WORK INSTRUCTIONS: Give the entries again, word for word.

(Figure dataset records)
╭──
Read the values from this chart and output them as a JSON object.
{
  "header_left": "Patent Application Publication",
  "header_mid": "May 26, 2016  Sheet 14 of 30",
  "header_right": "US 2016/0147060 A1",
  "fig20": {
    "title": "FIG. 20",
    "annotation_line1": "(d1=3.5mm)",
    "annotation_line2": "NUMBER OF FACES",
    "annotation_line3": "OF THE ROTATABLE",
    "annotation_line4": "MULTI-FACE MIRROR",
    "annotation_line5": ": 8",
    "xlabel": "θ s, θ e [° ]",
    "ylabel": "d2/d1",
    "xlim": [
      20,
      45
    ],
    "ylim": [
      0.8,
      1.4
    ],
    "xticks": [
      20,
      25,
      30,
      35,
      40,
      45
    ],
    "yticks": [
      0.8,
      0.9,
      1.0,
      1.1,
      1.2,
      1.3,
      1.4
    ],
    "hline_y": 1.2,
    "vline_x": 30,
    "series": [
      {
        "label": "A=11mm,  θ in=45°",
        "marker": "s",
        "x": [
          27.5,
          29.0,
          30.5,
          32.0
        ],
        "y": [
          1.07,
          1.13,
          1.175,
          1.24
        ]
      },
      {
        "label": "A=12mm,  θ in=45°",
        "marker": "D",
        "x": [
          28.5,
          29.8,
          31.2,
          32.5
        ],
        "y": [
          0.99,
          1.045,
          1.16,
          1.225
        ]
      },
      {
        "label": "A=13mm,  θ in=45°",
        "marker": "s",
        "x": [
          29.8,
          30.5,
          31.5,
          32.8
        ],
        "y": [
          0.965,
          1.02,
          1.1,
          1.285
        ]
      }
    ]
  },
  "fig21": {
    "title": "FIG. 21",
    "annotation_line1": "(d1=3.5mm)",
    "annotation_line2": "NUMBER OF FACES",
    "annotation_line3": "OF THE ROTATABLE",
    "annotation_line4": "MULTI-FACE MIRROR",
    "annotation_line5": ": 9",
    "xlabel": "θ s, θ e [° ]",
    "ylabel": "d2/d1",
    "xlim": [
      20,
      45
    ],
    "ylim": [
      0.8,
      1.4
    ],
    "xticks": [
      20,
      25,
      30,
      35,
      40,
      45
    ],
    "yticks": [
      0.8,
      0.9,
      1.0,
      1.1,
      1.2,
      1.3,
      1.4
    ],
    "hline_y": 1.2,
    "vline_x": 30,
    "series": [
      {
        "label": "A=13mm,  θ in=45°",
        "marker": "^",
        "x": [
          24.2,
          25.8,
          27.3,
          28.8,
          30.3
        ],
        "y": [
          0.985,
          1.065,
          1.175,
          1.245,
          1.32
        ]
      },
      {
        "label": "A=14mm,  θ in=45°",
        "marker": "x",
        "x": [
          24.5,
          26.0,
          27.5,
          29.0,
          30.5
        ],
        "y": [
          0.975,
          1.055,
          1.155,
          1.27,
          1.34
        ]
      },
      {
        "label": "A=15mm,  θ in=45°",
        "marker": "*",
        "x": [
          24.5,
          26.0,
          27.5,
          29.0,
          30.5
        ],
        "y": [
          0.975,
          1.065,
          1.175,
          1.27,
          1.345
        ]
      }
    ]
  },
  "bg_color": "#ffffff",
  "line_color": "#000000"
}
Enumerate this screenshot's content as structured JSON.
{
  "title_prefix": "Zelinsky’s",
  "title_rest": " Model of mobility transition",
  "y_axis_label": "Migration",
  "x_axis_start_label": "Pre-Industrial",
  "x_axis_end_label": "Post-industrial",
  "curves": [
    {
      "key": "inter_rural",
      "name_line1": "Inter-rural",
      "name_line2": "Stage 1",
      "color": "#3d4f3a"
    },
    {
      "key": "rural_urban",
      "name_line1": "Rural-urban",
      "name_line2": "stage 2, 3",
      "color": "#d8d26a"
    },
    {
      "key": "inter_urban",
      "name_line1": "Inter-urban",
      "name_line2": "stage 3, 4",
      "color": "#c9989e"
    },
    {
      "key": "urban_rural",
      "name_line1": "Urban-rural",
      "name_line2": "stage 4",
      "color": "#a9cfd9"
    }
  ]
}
╰──
OUTPUT FOR THIS TASK:
Read the values from this chart and output them as a JSON object.
{
  "header_left": "Patent Application Publication",
  "header_mid": "May 26, 2016  Sheet 14 of 30",
  "header_right": "US 2016/0147060 A1",
  "fig20": {
    "title": "FIG. 20",
    "annotation_line1": "(d1=3.5mm)",
    "annotation_line2": "NUMBER OF FACES",
    "annotation_line3": "OF THE ROTATABLE",
    "annotation_line4": "MULTI-FACE MIRROR",
    "annotation_line5": ": 8",
    "xlabel": "θ s, θ e [° ]",
    "ylabel": "d2/d1",
    "xlim": [
      20,
      45
    ],
    "ylim": [
      0.8,
      1.4
    ],
    "xticks": [
      20,
      25,
      30,
      35,
      40,
      45
    ],
    "yticks": [
      0.8,
      0.9,
      1.0,
      1.1,
      1.2,
      1.3,
      1.4
    ],
    "hline_y": 1.2,
    "vline_x": 30,
    "series": [
      {
        "label": "A=11mm,  θ in=45°",
        "marker": "s",
        "x": [
          27.5,
          29.0,
          30.5,
          32.0
        ],
        "y": [
          1.07,
          1.13,
          1.175,
          1.24
        ]
      },
      {
        "label": "A=12mm,  θ in=45°",
        "marker": "D",
        "x": [
          28.5,
          29.8,
          31.2,
          32.5
        ],
        "y": [
          0.99,
          1.045,
          1.16,
          1.225
        ]
      },
      {
        "label": "A=13mm,  θ in=45°",
        "marker": "s",
        "x": [
          29.8,
          30.5,
          31.5,
          32.8
        ],
        "y": [
          0.965,
          1.02,
          1.1,
          1.285
        ]
      }
    ]
  },
  "fig21": {
    "title": "FIG. 21",
    "annotation_line1": "(d1=3.5mm)",
    "annotation_line2": "NUMBER OF FACES",
    "annotation_line3": "OF THE ROTATABLE",
    "annotation_line4": "MULTI-FACE MIRROR",
    "annotation_line5": ": 9",
    "xlabel": "θ s, θ e [° ]",
    "ylabel": "d2/d1",
    "xlim": [
      20,
      45
    ],
    "ylim": [
      0.8,
      1.4
    ],
    "xticks": [
      20,
      25,
      30,
      35,
      40,
      45
    ],
    "yticks": [
      0.8,
      0.9,
      1.0,
      1.1,
      1.2,
      1.3,
      1.4
    ],
    "hline_y": 1.2,
    "vline_x": 30,
    "series": [
      {
        "label": "A=13mm,  θ in=45°",
        "marker": "^",
        "x": [
          24.2,
          25.8,
          27.3,
          28.8,
          30.3
        ],
        "y": [
          0.985,
          1.065,
          1.175,
          1.245,
          1.32
        ]
      },
      {
        "label": "A=14mm,  θ in=45°",
        "marker": "x",
        "x": [
          24.5,
          26.0,
          27.5,
          29.0,
          30.5
        ],
        "y": [
          0.975,
          1.055,
          1.155,
          1.27,
          1.34
        ]
      },
      {
        "label": "A=15mm,  θ in=45°",
        "marker": "*",
        "x": [
          24.5,
          26.0,
          27.5,
          29.0,
          30.5
        ],
        "y": [
          0.975,
          1.065,
          1.175,
          1.27,
          1.345
        ]
      }
    ]
  },
  "bg_color": "#ffffff",
  "line_color": "#000000"
}
Enumerate this screenshot's content as structured JSON.
{
  "title_prefix": "Zelinsky’s",
  "title_rest": " Model of mobility transition",
  "y_axis_label": "Migration",
  "x_axis_start_label": "Pre-Industrial",
  "x_axis_end_label": "Post-industrial",
  "curves": [
    {
      "key": "inter_rural",
      "name_line1": "Inter-rural",
      "name_line2": "Stage 1",
      "color": "#3d4f3a"
    },
    {
      "key": "rural_urban",
      "name_line1": "Rural-urban",
      "name_line2": "stage 2, 3",
      "color": "#d8d26a"
    },
    {
      "key": "inter_urban",
      "name_line1": "Inter-urban",
      "name_line2": "stage 3, 4",
      "color": "#c9989e"
    },
    {
      "key": "urban_rural",
      "name_line1": "Urban-rural",
      "name_line2": "stage 4",
      "color": "#a9cfd9"
    }
  ]
}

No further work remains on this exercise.